> _PROBLEM TO SOLVE_
Write the records out again, precisely as they stand.

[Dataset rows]
------------------------------------------------

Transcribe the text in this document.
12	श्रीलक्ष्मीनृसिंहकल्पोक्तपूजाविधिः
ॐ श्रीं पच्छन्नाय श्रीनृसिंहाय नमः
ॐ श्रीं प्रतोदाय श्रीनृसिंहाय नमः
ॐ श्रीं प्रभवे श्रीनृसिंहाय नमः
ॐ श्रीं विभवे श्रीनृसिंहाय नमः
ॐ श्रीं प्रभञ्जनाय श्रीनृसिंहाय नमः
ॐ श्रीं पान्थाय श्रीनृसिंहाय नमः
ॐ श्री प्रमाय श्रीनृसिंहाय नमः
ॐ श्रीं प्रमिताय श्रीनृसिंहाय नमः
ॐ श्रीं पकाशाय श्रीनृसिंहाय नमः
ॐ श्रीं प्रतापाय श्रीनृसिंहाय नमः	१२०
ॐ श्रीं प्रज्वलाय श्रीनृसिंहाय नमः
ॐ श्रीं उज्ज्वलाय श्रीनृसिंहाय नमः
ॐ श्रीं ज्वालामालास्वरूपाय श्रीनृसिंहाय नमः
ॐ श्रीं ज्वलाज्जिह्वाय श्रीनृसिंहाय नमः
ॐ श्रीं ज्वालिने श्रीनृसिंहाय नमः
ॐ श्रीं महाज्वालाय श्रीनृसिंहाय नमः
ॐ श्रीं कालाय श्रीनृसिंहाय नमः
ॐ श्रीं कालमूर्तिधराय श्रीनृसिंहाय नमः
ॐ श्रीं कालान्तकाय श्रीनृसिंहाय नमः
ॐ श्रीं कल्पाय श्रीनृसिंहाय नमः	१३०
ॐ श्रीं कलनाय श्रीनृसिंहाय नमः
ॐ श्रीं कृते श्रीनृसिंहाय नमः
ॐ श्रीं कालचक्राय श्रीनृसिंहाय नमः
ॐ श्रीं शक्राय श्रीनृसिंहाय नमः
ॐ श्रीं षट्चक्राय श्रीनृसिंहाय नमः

------------------------------------------------

> _THE REPLY_
Transcribe the text in this document.
12	श्रीलक्ष्मीनृसिंहकल्पोक्तपूजाविधिः
ॐ श्रीं पच्छन्नाय श्रीनृसिंहाय नमः
ॐ श्रीं प्रतोदाय श्रीनृसिंहाय नमः
ॐ श्रीं प्रभवे श्रीनृसिंहाय नमः
ॐ श्रीं विभवे श्रीनृसिंहाय नमः
ॐ श्रीं प्रभञ्जनाय श्रीनृसिंहाय नमः
ॐ श्रीं पान्थाय श्रीनृसिंहाय नमः
ॐ श्री प्रमाय श्रीनृसिंहाय नमः
ॐ श्रीं प्रमिताय श्रीनृसिंहाय नमः
ॐ श्रीं पकाशाय श्रीनृसिंहाय नमः
ॐ श्रीं प्रतापाय श्रीनृसिंहाय नमः	१२०
ॐ श्रीं प्रज्वलाय श्रीनृसिंहाय नमः
ॐ श्रीं उज्ज्वलाय श्रीनृसिंहाय नमः
ॐ श्रीं ज्वालामालास्वरूपाय श्रीनृसिंहाय नमः
ॐ श्रीं ज्वलाज्जिह्वाय श्रीनृसिंहाय नमः
ॐ श्रीं ज्वालिने श्रीनृसिंहाय नमः
ॐ श्रीं महाज्वालाय श्रीनृसिंहाय नमः
ॐ श्रीं कालाय श्रीनृसिंहाय नमः
ॐ श्रीं कालमूर्तिधराय श्रीनृसिंहाय नमः
ॐ श्रीं कालान्तकाय श्रीनृसिंहाय नमः
ॐ श्रीं कल्पाय श्रीनृसिंहाय नमः	१३०
ॐ श्रीं कलनाय श्रीनृसिंहाय नमः
ॐ श्रीं कृते श्रीनृसिंहाय नमः
ॐ श्रीं कालचक्राय श्रीनृसिंहाय नमः
ॐ श्रीं शक्राय श्रीनृसिंहाय नमः
ॐ श्रीं षट्चक्राय श्रीनृसिंहाय नमः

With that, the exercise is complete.